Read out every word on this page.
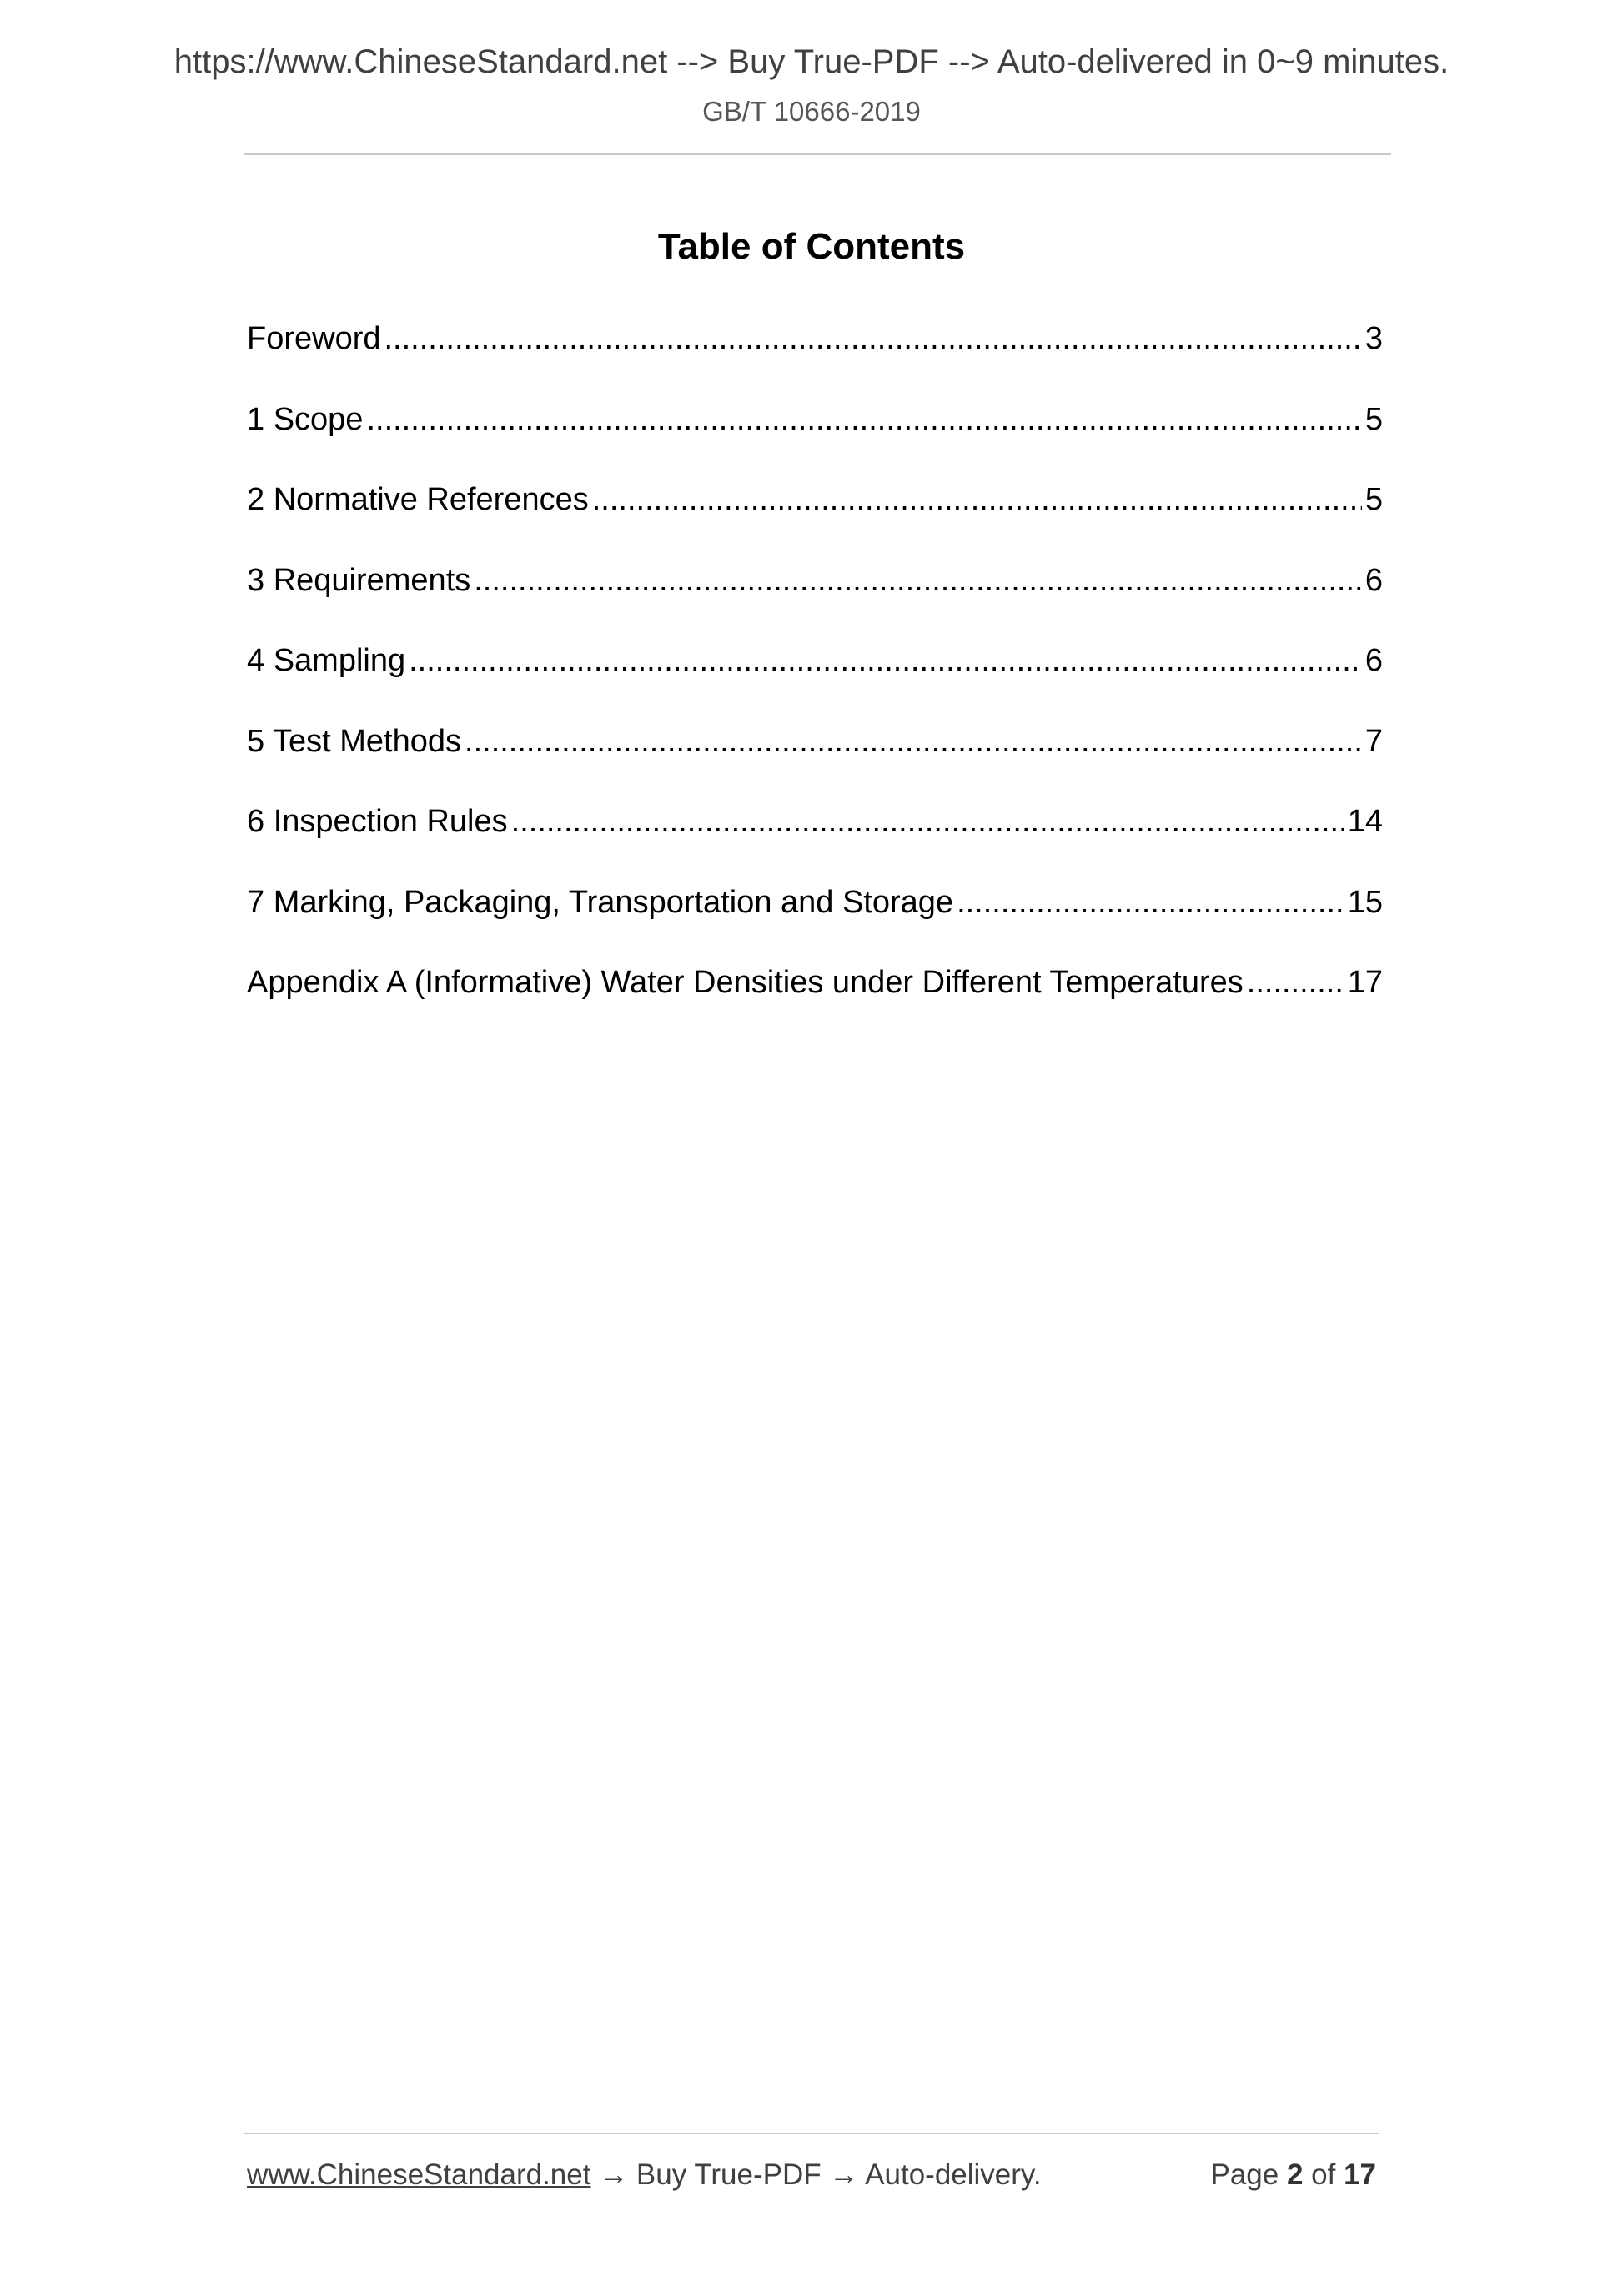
https://www.ChineseStandard.net --> Buy True-PDF --> Auto-delivered in 0~9 minutes.
GB/T 10666-2019
Table of Contents
Foreword .....	3
1 Scope .....	5
2 Normative References .....	5
3 Requirements .....	6
4 Sampling .....	6
5 Test Methods .....	7
6 Inspection Rules .....	14
7 Marking, Packaging, Transportation and Storage .....	15
Appendix A (Informative) Water Densities under Different Temperatures .....	17
www.ChineseStandard.net → Buy True-PDF → Auto-delivery.	Page 2 of 17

### Work to do
Transcribe the material exactly, and leave out whatever pictures it holds.

### Complete output
Read out every word on this page.
https://www.ChineseStandard.net --> Buy True-PDF --> Auto-delivered in 0~9 minutes.
GB/T 10666-2019
Table of Contents
Foreword .....	3
1 Scope .....	5
2 Normative References .....	5
3 Requirements .....	6
4 Sampling .....	6
5 Test Methods .....	7
6 Inspection Rules .....	14
7 Marking, Packaging, Transportation and Storage .....	15
Appendix A (Informative) Water Densities under Different Temperatures .....	17
www.ChineseStandard.net → Buy True-PDF → Auto-delivery.	Page 2 of 17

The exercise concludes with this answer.